--- Job ---
Search the material for the string "properties", then return every line where it is found.

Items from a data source
----------

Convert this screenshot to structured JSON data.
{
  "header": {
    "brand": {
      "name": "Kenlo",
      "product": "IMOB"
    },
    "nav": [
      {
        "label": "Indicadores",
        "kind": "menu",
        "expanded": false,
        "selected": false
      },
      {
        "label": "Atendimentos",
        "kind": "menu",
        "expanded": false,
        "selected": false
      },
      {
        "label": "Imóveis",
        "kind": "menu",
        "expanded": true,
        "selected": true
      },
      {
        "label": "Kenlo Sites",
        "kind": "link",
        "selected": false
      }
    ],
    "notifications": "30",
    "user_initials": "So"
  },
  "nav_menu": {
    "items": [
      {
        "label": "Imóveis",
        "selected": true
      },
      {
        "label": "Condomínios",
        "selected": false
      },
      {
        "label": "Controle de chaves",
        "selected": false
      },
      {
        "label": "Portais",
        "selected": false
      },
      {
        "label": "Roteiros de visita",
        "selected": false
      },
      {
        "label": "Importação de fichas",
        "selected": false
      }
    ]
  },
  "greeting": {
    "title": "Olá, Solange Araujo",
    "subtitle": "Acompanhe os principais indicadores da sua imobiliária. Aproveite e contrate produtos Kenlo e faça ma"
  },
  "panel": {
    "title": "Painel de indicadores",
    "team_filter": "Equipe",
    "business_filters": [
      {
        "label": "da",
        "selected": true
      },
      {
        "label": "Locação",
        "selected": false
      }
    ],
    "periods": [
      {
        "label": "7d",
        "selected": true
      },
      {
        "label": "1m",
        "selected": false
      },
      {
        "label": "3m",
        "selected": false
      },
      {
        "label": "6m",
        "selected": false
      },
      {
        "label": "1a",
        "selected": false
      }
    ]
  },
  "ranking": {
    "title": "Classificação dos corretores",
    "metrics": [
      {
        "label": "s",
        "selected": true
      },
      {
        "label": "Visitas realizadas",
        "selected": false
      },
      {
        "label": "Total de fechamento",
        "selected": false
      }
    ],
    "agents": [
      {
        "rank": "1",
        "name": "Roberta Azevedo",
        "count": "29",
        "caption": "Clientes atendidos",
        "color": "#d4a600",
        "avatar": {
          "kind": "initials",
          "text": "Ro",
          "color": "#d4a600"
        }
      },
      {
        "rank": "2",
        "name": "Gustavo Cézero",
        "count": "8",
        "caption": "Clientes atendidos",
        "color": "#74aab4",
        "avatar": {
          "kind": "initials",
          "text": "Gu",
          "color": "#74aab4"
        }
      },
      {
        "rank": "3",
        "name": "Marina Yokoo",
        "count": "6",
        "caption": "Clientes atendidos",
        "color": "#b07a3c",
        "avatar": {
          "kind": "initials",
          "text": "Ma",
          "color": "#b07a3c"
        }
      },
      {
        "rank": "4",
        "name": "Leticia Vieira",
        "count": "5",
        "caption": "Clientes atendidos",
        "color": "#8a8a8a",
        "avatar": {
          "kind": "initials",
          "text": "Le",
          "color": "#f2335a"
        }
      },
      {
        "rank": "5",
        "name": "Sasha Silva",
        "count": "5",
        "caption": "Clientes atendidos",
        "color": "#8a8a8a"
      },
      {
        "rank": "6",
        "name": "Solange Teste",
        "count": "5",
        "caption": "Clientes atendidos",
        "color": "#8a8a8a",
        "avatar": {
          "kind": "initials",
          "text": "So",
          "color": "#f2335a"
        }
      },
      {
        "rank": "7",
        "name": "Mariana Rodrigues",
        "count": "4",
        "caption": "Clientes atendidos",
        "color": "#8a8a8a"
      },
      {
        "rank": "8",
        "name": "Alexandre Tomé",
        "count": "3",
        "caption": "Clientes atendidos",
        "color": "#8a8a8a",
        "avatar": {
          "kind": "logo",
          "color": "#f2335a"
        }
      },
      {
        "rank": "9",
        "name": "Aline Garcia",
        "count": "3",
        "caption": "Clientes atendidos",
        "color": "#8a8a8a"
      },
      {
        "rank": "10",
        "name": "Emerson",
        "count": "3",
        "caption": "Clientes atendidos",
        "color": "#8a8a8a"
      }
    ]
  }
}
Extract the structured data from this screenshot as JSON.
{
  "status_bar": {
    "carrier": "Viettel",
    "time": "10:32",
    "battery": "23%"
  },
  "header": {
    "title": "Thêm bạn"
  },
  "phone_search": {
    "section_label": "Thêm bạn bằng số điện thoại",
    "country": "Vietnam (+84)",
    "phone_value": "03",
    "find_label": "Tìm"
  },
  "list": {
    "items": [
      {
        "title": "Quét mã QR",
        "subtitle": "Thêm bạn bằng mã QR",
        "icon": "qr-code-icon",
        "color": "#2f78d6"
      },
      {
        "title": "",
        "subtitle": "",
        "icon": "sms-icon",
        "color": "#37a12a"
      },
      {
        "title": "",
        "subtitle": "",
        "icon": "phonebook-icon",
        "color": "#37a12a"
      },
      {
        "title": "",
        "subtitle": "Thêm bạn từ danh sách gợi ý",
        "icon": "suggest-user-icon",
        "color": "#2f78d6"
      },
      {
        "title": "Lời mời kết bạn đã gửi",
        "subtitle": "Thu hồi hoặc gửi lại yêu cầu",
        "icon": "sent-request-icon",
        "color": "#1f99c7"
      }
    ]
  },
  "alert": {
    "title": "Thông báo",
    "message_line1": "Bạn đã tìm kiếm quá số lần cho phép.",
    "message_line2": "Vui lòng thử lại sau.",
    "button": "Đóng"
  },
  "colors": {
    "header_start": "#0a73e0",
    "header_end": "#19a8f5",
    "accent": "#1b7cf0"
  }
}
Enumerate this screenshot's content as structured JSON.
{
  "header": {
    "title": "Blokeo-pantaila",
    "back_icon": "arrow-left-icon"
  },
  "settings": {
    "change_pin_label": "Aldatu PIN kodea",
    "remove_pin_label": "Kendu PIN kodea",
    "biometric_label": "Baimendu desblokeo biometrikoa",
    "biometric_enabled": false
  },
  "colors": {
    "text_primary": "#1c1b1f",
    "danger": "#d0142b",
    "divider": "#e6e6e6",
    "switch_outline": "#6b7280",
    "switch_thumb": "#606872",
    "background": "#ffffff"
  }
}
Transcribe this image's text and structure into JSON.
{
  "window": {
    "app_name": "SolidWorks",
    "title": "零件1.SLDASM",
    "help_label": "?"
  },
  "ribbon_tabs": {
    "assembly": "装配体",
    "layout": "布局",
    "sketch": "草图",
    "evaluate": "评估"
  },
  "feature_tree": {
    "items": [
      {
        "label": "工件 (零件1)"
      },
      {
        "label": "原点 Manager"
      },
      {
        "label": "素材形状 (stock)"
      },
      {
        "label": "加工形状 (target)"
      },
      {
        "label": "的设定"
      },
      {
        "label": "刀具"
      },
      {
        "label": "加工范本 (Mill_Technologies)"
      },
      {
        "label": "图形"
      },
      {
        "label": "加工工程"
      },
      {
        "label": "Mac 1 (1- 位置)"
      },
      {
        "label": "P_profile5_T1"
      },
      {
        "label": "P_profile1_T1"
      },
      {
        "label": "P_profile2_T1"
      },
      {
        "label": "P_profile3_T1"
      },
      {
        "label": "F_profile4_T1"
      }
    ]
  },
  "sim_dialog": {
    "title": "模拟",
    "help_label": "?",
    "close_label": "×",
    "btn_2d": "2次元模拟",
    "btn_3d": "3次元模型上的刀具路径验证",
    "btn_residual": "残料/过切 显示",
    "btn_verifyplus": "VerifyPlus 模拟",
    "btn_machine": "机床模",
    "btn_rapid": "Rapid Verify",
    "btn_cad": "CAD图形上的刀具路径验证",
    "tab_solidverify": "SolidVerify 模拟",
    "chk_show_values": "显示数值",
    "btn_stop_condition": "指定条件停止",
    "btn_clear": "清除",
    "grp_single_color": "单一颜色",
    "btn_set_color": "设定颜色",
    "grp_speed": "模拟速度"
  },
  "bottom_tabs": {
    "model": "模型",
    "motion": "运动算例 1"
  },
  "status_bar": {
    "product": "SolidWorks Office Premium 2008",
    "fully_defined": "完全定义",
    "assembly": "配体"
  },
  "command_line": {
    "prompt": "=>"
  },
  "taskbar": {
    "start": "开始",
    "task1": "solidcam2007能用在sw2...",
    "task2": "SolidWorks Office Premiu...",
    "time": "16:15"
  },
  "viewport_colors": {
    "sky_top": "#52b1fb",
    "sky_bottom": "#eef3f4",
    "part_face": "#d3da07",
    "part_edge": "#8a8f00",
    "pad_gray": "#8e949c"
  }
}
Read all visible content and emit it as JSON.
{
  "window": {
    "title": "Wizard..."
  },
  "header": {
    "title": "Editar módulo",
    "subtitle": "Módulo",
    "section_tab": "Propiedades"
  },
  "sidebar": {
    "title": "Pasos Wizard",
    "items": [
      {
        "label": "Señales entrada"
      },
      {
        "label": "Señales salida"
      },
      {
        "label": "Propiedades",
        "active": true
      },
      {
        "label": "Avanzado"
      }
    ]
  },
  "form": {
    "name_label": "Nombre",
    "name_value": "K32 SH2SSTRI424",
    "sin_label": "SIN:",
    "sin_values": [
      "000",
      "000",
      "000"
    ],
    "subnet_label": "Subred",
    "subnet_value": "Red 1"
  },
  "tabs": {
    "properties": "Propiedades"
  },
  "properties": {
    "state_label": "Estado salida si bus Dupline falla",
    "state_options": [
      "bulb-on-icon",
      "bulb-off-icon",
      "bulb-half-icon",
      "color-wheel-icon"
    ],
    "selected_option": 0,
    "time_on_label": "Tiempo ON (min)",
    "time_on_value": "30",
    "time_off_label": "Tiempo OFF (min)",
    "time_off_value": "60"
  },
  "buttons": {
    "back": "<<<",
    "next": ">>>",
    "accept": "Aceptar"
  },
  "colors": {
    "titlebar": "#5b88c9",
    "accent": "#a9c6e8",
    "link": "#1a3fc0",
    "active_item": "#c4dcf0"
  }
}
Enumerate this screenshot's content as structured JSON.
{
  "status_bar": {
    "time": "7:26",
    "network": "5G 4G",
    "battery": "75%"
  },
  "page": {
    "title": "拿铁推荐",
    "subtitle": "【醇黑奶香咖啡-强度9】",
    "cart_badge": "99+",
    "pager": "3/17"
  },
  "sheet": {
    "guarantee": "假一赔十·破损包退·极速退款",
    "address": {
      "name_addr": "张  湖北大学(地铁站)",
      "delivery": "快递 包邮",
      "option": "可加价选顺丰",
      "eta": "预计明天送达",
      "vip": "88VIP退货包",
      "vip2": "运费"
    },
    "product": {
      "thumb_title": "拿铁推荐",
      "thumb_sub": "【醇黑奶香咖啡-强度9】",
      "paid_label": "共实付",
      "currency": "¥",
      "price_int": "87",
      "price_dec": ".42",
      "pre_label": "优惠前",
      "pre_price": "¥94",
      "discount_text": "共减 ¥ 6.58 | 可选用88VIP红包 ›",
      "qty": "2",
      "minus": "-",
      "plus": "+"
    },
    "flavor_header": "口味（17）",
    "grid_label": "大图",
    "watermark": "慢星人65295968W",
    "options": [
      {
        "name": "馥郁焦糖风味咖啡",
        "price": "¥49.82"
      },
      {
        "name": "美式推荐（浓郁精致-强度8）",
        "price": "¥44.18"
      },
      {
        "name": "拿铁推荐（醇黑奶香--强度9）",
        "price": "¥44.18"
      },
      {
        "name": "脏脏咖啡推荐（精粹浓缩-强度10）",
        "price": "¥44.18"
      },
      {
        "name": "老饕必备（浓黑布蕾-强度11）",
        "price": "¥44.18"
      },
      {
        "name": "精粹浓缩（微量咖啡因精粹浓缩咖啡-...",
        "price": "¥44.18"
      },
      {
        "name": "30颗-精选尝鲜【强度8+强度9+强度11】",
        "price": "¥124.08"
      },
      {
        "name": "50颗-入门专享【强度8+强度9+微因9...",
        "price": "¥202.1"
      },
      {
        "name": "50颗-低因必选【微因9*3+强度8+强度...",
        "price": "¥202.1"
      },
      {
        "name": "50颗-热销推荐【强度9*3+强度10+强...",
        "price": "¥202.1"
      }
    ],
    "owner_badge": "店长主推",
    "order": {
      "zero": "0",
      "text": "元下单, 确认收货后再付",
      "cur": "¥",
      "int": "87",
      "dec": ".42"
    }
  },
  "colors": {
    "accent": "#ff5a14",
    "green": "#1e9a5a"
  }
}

----------

--- Task solution ---
    "properties": "Propiedades"
  "properties": {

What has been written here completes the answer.